:: Input records ::

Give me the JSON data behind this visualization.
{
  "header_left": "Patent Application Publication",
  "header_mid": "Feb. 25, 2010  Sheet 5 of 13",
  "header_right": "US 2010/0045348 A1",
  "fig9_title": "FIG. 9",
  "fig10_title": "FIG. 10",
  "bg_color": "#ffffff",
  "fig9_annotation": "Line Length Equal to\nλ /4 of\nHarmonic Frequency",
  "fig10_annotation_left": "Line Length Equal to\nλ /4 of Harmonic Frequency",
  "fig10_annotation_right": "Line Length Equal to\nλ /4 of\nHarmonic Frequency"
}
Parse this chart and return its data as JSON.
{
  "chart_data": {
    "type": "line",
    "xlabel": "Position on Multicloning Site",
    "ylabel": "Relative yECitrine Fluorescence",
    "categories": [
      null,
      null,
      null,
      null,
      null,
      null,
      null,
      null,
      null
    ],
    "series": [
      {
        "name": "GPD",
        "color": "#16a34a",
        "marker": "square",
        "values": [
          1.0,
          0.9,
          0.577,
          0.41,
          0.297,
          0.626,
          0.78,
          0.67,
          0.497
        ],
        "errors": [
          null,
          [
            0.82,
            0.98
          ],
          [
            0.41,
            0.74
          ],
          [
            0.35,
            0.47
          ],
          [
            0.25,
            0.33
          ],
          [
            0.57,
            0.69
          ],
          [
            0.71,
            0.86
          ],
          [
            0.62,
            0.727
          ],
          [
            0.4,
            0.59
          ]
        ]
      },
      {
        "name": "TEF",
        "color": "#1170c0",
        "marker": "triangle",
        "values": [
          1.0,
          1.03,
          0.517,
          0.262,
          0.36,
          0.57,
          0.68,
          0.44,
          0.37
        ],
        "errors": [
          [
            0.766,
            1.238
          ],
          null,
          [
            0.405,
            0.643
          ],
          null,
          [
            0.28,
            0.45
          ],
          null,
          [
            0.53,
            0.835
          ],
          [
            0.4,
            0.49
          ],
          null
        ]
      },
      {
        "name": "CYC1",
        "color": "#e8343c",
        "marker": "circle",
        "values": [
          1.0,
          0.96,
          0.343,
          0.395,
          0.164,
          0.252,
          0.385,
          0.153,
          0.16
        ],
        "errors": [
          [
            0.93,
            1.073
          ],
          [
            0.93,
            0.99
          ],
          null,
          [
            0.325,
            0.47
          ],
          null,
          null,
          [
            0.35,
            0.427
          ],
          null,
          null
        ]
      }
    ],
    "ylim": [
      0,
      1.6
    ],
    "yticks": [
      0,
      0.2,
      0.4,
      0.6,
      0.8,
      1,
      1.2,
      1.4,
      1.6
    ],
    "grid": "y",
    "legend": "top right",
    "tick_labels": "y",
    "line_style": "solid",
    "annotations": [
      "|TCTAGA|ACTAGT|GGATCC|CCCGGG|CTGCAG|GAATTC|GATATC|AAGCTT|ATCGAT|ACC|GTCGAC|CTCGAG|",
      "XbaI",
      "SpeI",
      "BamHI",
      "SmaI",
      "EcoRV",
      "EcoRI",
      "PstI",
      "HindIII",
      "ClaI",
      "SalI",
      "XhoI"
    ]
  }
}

:::

Task directions:
All of the entries need to be reproduced exactly; please write them out.

Reply:
Give me the JSON data behind this visualization.
{
  "header_left": "Patent Application Publication",
  "header_mid": "Feb. 25, 2010  Sheet 5 of 13",
  "header_right": "US 2010/0045348 A1",
  "fig9_title": "FIG. 9",
  "fig10_title": "FIG. 10",
  "bg_color": "#ffffff",
  "fig9_annotation": "Line Length Equal to\nλ /4 of\nHarmonic Frequency",
  "fig10_annotation_left": "Line Length Equal to\nλ /4 of Harmonic Frequency",
  "fig10_annotation_right": "Line Length Equal to\nλ /4 of\nHarmonic Frequency"
}
Parse this chart and return its data as JSON.
{
  "chart_data": {
    "type": "line",
    "xlabel": "Position on Multicloning Site",
    "ylabel": "Relative yECitrine Fluorescence",
    "categories": [
      null,
      null,
      null,
      null,
      null,
      null,
      null,
      null,
      null
    ],
    "series": [
      {
        "name": "GPD",
        "color": "#16a34a",
        "marker": "square",
        "values": [
          1.0,
          0.9,
          0.577,
          0.41,
          0.297,
          0.626,
          0.78,
          0.67,
          0.497
        ],
        "errors": [
          null,
          [
            0.82,
            0.98
          ],
          [
            0.41,
            0.74
          ],
          [
            0.35,
            0.47
          ],
          [
            0.25,
            0.33
          ],
          [
            0.57,
            0.69
          ],
          [
            0.71,
            0.86
          ],
          [
            0.62,
            0.727
          ],
          [
            0.4,
            0.59
          ]
        ]
      },
      {
        "name": "TEF",
        "color": "#1170c0",
        "marker": "triangle",
        "values": [
          1.0,
          1.03,
          0.517,
          0.262,
          0.36,
          0.57,
          0.68,
          0.44,
          0.37
        ],
        "errors": [
          [
            0.766,
            1.238
          ],
          null,
          [
            0.405,
            0.643
          ],
          null,
          [
            0.28,
            0.45
          ],
          null,
          [
            0.53,
            0.835
          ],
          [
            0.4,
            0.49
          ],
          null
        ]
      },
      {
        "name": "CYC1",
        "color": "#e8343c",
        "marker": "circle",
        "values": [
          1.0,
          0.96,
          0.343,
          0.395,
          0.164,
          0.252,
          0.385,
          0.153,
          0.16
        ],
        "errors": [
          [
            0.93,
            1.073
          ],
          [
            0.93,
            0.99
          ],
          null,
          [
            0.325,
            0.47
          ],
          null,
          null,
          [
            0.35,
            0.427
          ],
          null,
          null
        ]
      }
    ],
    "ylim": [
      0,
      1.6
    ],
    "yticks": [
      0,
      0.2,
      0.4,
      0.6,
      0.8,
      1,
      1.2,
      1.4,
      1.6
    ],
    "grid": "y",
    "legend": "top right",
    "tick_labels": "y",
    "line_style": "solid",
    "annotations": [
      "|TCTAGA|ACTAGT|GGATCC|CCCGGG|CTGCAG|GAATTC|GATATC|AAGCTT|ATCGAT|ACC|GTCGAC|CTCGAG|",
      "XbaI",
      "SpeI",
      "BamHI",
      "SmaI",
      "EcoRV",
      "EcoRI",
      "PstI",
      "HindIII",
      "ClaI",
      "SalI",
      "XhoI"
    ]
  }
}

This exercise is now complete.